== Source records ==
— BEGIN —
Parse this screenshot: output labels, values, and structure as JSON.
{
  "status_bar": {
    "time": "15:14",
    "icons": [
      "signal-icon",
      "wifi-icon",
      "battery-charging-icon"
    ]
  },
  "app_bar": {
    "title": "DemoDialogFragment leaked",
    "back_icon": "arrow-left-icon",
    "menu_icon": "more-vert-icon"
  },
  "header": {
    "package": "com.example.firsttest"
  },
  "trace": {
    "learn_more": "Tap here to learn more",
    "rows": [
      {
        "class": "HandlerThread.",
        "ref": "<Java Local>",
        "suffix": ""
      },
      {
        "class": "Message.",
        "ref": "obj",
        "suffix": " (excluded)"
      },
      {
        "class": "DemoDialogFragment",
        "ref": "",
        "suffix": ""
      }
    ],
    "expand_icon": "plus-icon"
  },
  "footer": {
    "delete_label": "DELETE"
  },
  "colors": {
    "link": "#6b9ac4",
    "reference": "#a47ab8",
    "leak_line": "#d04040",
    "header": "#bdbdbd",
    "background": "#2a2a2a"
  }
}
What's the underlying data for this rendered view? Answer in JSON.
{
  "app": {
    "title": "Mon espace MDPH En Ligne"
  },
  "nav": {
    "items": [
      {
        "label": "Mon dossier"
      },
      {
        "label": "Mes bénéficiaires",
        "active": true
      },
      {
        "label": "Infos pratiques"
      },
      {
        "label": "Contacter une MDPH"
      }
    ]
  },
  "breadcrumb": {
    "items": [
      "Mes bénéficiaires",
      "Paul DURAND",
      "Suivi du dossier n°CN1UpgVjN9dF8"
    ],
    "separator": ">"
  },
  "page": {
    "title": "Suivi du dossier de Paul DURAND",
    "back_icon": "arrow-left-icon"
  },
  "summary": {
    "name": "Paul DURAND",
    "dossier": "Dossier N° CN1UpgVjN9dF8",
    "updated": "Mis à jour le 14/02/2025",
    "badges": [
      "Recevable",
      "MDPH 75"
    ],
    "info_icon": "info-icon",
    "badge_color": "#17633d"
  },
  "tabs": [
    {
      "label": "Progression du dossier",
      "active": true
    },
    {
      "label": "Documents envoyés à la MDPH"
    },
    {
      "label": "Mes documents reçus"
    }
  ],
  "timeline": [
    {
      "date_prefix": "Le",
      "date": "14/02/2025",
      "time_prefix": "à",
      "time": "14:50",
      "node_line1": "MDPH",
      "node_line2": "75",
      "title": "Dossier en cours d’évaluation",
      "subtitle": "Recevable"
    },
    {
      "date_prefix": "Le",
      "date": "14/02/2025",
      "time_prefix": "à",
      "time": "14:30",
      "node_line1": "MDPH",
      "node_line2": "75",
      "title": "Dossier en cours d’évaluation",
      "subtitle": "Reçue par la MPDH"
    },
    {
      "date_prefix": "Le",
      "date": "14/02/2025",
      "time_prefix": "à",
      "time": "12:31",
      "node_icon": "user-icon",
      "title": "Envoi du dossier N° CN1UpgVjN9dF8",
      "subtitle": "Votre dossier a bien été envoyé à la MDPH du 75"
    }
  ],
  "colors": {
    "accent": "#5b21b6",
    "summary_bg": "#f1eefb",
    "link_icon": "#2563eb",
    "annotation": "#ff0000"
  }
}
— END —
== Exercise requirements ==
All of the entries must be written out exactly as they stand.

== Solved exercise ==
Parse this screenshot: output labels, values, and structure as JSON.
{
  "status_bar": {
    "time": "15:14",
    "icons": [
      "signal-icon",
      "wifi-icon",
      "battery-charging-icon"
    ]
  },
  "app_bar": {
    "title": "DemoDialogFragment leaked",
    "back_icon": "arrow-left-icon",
    "menu_icon": "more-vert-icon"
  },
  "header": {
    "package": "com.example.firsttest"
  },
  "trace": {
    "learn_more": "Tap here to learn more",
    "rows": [
      {
        "class": "HandlerThread.",
        "ref": "<Java Local>",
        "suffix": ""
      },
      {
        "class": "Message.",
        "ref": "obj",
        "suffix": " (excluded)"
      },
      {
        "class": "DemoDialogFragment",
        "ref": "",
        "suffix": ""
      }
    ],
    "expand_icon": "plus-icon"
  },
  "footer": {
    "delete_label": "DELETE"
  },
  "colors": {
    "link": "#6b9ac4",
    "reference": "#a47ab8",
    "leak_line": "#d04040",
    "header": "#bdbdbd",
    "background": "#2a2a2a"
  }
}
What's the underlying data for this rendered view? Answer in JSON.
{
  "app": {
    "title": "Mon espace MDPH En Ligne"
  },
  "nav": {
    "items": [
      {
        "label": "Mon dossier"
      },
      {
        "label": "Mes bénéficiaires",
        "active": true
      },
      {
        "label": "Infos pratiques"
      },
      {
        "label": "Contacter une MDPH"
      }
    ]
  },
  "breadcrumb": {
    "items": [
      "Mes bénéficiaires",
      "Paul DURAND",
      "Suivi du dossier n°CN1UpgVjN9dF8"
    ],
    "separator": ">"
  },
  "page": {
    "title": "Suivi du dossier de Paul DURAND",
    "back_icon": "arrow-left-icon"
  },
  "summary": {
    "name": "Paul DURAND",
    "dossier": "Dossier N° CN1UpgVjN9dF8",
    "updated": "Mis à jour le 14/02/2025",
    "badges": [
      "Recevable",
      "MDPH 75"
    ],
    "info_icon": "info-icon",
    "badge_color": "#17633d"
  },
  "tabs": [
    {
      "label": "Progression du dossier",
      "active": true
    },
    {
      "label": "Documents envoyés à la MDPH"
    },
    {
      "label": "Mes documents reçus"
    }
  ],
  "timeline": [
    {
      "date_prefix": "Le",
      "date": "14/02/2025",
      "time_prefix": "à",
      "time": "14:50",
      "node_line1": "MDPH",
      "node_line2": "75",
      "title": "Dossier en cours d’évaluation",
      "subtitle": "Recevable"
    },
    {
      "date_prefix": "Le",
      "date": "14/02/2025",
      "time_prefix": "à",
      "time": "14:30",
      "node_line1": "MDPH",
      "node_line2": "75",
      "title": "Dossier en cours d’évaluation",
      "subtitle": "Reçue par la MPDH"
    },
    {
      "date_prefix": "Le",
      "date": "14/02/2025",
      "time_prefix": "à",
      "time": "12:31",
      "node_icon": "user-icon",
      "title": "Envoi du dossier N° CN1UpgVjN9dF8",
      "subtitle": "Votre dossier a bien été envoyé à la MDPH du 75"
    }
  ],
  "colors": {
    "accent": "#5b21b6",
    "summary_bg": "#f1eefb",
    "link_icon": "#2563eb",
    "annotation": "#ff0000"
  }
}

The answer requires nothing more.